======== MATERIAL SHOWN ========

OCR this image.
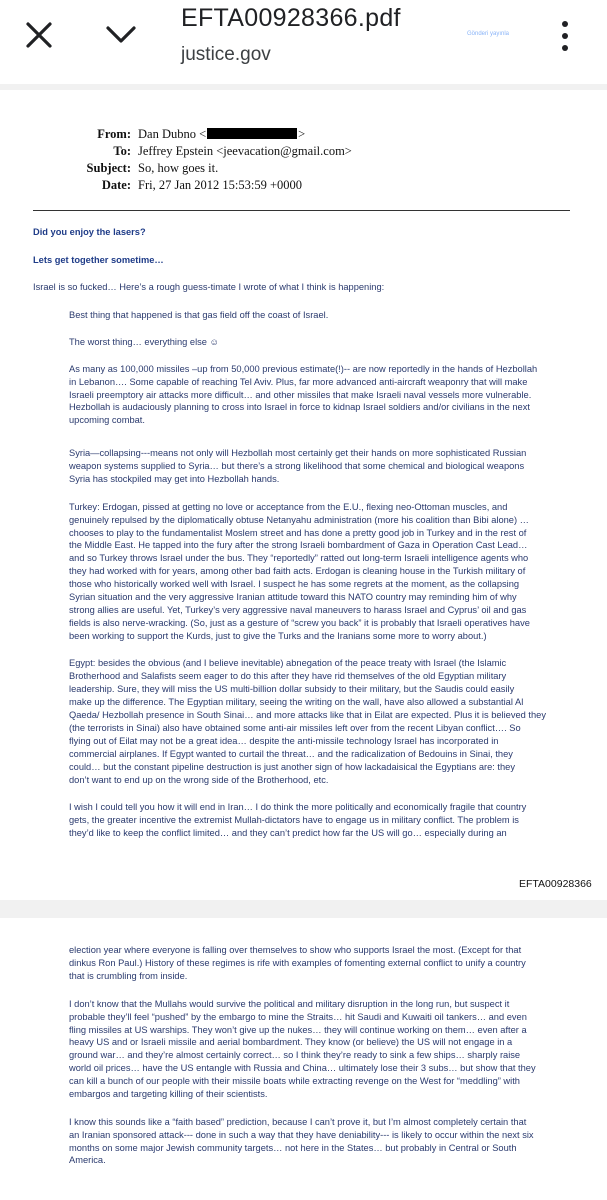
EFTA00928366.pdf
justice.gov
Gönderi yayınla
From: Dan Dubno <	>
To: Jeffrey Epstein <jeevacation@gmail.com>
Subject: So, how goes it.
Date: Fri, 27 Jan 2012 15:53:59 +0000
Did you enjoy the lasers?
Lets get together sometime…
Israel is so fucked… Here’s a rough guess-timate I wrote of what I think is happening:
Best thing that happened is that gas field off the coast of Israel.
The worst thing… everything else ☺
As many as 100,000 missiles –up from 50,000 previous estimate(!)-- are now reportedly in the hands of Hezbollah
in Lebanon…. Some capable of reaching Tel Aviv. Plus, far more advanced anti-aircraft weaponry that will make
Israeli preemptory air attacks more difficult… and other missiles that make Israeli naval vessels more vulnerable.
Hezbollah is audaciously planning to cross into Israel in force to kidnap Israel soldiers and/or civilians in the next
upcoming combat.
Syria—collapsing---means not only will Hezbollah most certainly get their hands on more sophisticated Russian
weapon systems supplied to Syria… but there’s a strong likelihood that some chemical and biological weapons
Syria has stockpiled may get into Hezbollah hands.
Turkey: Erdogan, pissed at getting no love or acceptance from the E.U., flexing neo-Ottoman muscles, and
genuinely repulsed by the diplomatically obtuse Netanyahu administration (more his coalition than Bibi alone) …
chooses to play to the fundamentalist Moslem street and has done a pretty good job in Turkey and in the rest of
the Middle East. He tapped into the fury after the strong Israeli bombardment of Gaza in Operation Cast Lead…
and so Turkey throws Israel under the bus. They “reportedly” ratted out long-term Israeli intelligence agents who
they had worked with for years, among other bad faith acts. Erdogan is cleaning house in the Turkish military of
those who historically worked well with Israel. I suspect he has some regrets at the moment, as the collapsing
Syrian situation and the very aggressive Iranian attitude toward this NATO country may reminding him of why
strong allies are useful. Yet, Turkey’s very aggressive naval maneuvers to harass Israel and Cyprus’ oil and gas
fields is also nerve-wracking. (So, just as a gesture of “screw you back” it is probably that Israeli operatives have
been working to support the Kurds, just to give the Turks and the Iranians some more to worry about.)
Egypt: besides the obvious (and I believe inevitable) abnegation of the peace treaty with Israel (the Islamic
Brotherhood and Salafists seem eager to do this after they have rid themselves of the old Egyptian military
leadership. Sure, they will miss the US multi-billion dollar subsidy to their military, but the Saudis could easily
make up the difference. The Egyptian military, seeing the writing on the wall, have also allowed a substantial Al
Qaeda/ Hezbollah presence in South Sinai… and more attacks like that in Eilat are expected. Plus it is believed they
(the terrorists in Sinai) also have obtained some anti-air missiles left over from the recent Libyan conflict…. So
flying out of Eilat may not be a great idea… despite the anti-missile technology Israel has incorporated in
commercial airplanes. If Egypt wanted to curtail the threat… and the radicalization of Bedouins in Sinai, they
could… but the constant pipeline destruction is just another sign of how lackadaisical the Egyptians are: they
don’t want to end up on the wrong side of the Brotherhood, etc.
I wish I could tell you how it will end in Iran… I do think the more politically and economically fragile that country
gets, the greater incentive the extremist Mullah-dictators have to engage us in military conflict. The problem is
they’d like to keep the conflict limited… and they can’t predict how far the US will go… especially during an
EFTA00928366
election year where everyone is falling over themselves to show who supports Israel the most. (Except for that
dinkus Ron Paul.) History of these regimes is rife with examples of fomenting external conflict to unify a country
that is crumbling from inside.
I don’t know that the Mullahs would survive the political and military disruption in the long run, but suspect it
probable they’ll feel “pushed” by the embargo to mine the Straits… hit Saudi and Kuwaiti oil tankers… and even
fling missiles at US warships. They won’t give up the nukes… they will continue working on them… even after a
heavy US and or Israeli missile and aerial bombardment. They know (or believe) the US will not engage in a
ground war… and they’re almost certainly correct… so I think they’re ready to sink a few ships… sharply raise
world oil prices… have the US entangle with Russia and China… ultimately lose their 3 subs… but show that they
can kill a bunch of our people with their missile boats while extracting revenge on the West for “meddling” with
embargos and targeting killing of their scientists.
I know this sounds like a “faith based” prediction, because I can’t prove it, but I’m almost completely certain that
an Iranian sponsored attack--- done in such a way that they have deniability--- is likely to occur within the next six
months on some major Jewish community targets… not here in the States… but probably in Central or South
America.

========

**TASK**
Without the pictures, return all the records precisely as they stand.

**EXERCISE RESPONSE**
OCR this image.
EFTA00928366.pdf
justice.gov
Gönderi yayınla
From: Dan Dubno <	>
To: Jeffrey Epstein <jeevacation@gmail.com>
Subject: So, how goes it.
Date: Fri, 27 Jan 2012 15:53:59 +0000
Did you enjoy the lasers?
Lets get together sometime…
Israel is so fucked… Here’s a rough guess-timate I wrote of what I think is happening:
Best thing that happened is that gas field off the coast of Israel.
The worst thing… everything else ☺
As many as 100,000 missiles –up from 50,000 previous estimate(!)-- are now reportedly in the hands of Hezbollah
in Lebanon…. Some capable of reaching Tel Aviv. Plus, far more advanced anti-aircraft weaponry that will make
Israeli preemptory air attacks more difficult… and other missiles that make Israeli naval vessels more vulnerable.
Hezbollah is audaciously planning to cross into Israel in force to kidnap Israel soldiers and/or civilians in the next
upcoming combat.
Syria—collapsing---means not only will Hezbollah most certainly get their hands on more sophisticated Russian
weapon systems supplied to Syria… but there’s a strong likelihood that some chemical and biological weapons
Syria has stockpiled may get into Hezbollah hands.
Turkey: Erdogan, pissed at getting no love or acceptance from the E.U., flexing neo-Ottoman muscles, and
genuinely repulsed by the diplomatically obtuse Netanyahu administration (more his coalition than Bibi alone) …
chooses to play to the fundamentalist Moslem street and has done a pretty good job in Turkey and in the rest of
the Middle East. He tapped into the fury after the strong Israeli bombardment of Gaza in Operation Cast Lead…
and so Turkey throws Israel under the bus. They “reportedly” ratted out long-term Israeli intelligence agents who
they had worked with for years, among other bad faith acts. Erdogan is cleaning house in the Turkish military of
those who historically worked well with Israel. I suspect he has some regrets at the moment, as the collapsing
Syrian situation and the very aggressive Iranian attitude toward this NATO country may reminding him of why
strong allies are useful. Yet, Turkey’s very aggressive naval maneuvers to harass Israel and Cyprus’ oil and gas
fields is also nerve-wracking. (So, just as a gesture of “screw you back” it is probably that Israeli operatives have
been working to support the Kurds, just to give the Turks and the Iranians some more to worry about.)
Egypt: besides the obvious (and I believe inevitable) abnegation of the peace treaty with Israel (the Islamic
Brotherhood and Salafists seem eager to do this after they have rid themselves of the old Egyptian military
leadership. Sure, they will miss the US multi-billion dollar subsidy to their military, but the Saudis could easily
make up the difference. The Egyptian military, seeing the writing on the wall, have also allowed a substantial Al
Qaeda/ Hezbollah presence in South Sinai… and more attacks like that in Eilat are expected. Plus it is believed they
(the terrorists in Sinai) also have obtained some anti-air missiles left over from the recent Libyan conflict…. So
flying out of Eilat may not be a great idea… despite the anti-missile technology Israel has incorporated in
commercial airplanes. If Egypt wanted to curtail the threat… and the radicalization of Bedouins in Sinai, they
could… but the constant pipeline destruction is just another sign of how lackadaisical the Egyptians are: they
don’t want to end up on the wrong side of the Brotherhood, etc.
I wish I could tell you how it will end in Iran… I do think the more politically and economically fragile that country
gets, the greater incentive the extremist Mullah-dictators have to engage us in military conflict. The problem is
they’d like to keep the conflict limited… and they can’t predict how far the US will go… especially during an
EFTA00928366
election year where everyone is falling over themselves to show who supports Israel the most. (Except for that
dinkus Ron Paul.) History of these regimes is rife with examples of fomenting external conflict to unify a country
that is crumbling from inside.
I don’t know that the Mullahs would survive the political and military disruption in the long run, but suspect it
probable they’ll feel “pushed” by the embargo to mine the Straits… hit Saudi and Kuwaiti oil tankers… and even
fling missiles at US warships. They won’t give up the nukes… they will continue working on them… even after a
heavy US and or Israeli missile and aerial bombardment. They know (or believe) the US will not engage in a
ground war… and they’re almost certainly correct… so I think they’re ready to sink a few ships… sharply raise
world oil prices… have the US entangle with Russia and China… ultimately lose their 3 subs… but show that they
can kill a bunch of our people with their missile boats while extracting revenge on the West for “meddling” with
embargos and targeting killing of their scientists.
I know this sounds like a “faith based” prediction, because I can’t prove it, but I’m almost completely certain that
an Iranian sponsored attack--- done in such a way that they have deniability--- is likely to occur within the next six
months on some major Jewish community targets… not here in the States… but probably in Central or South
America.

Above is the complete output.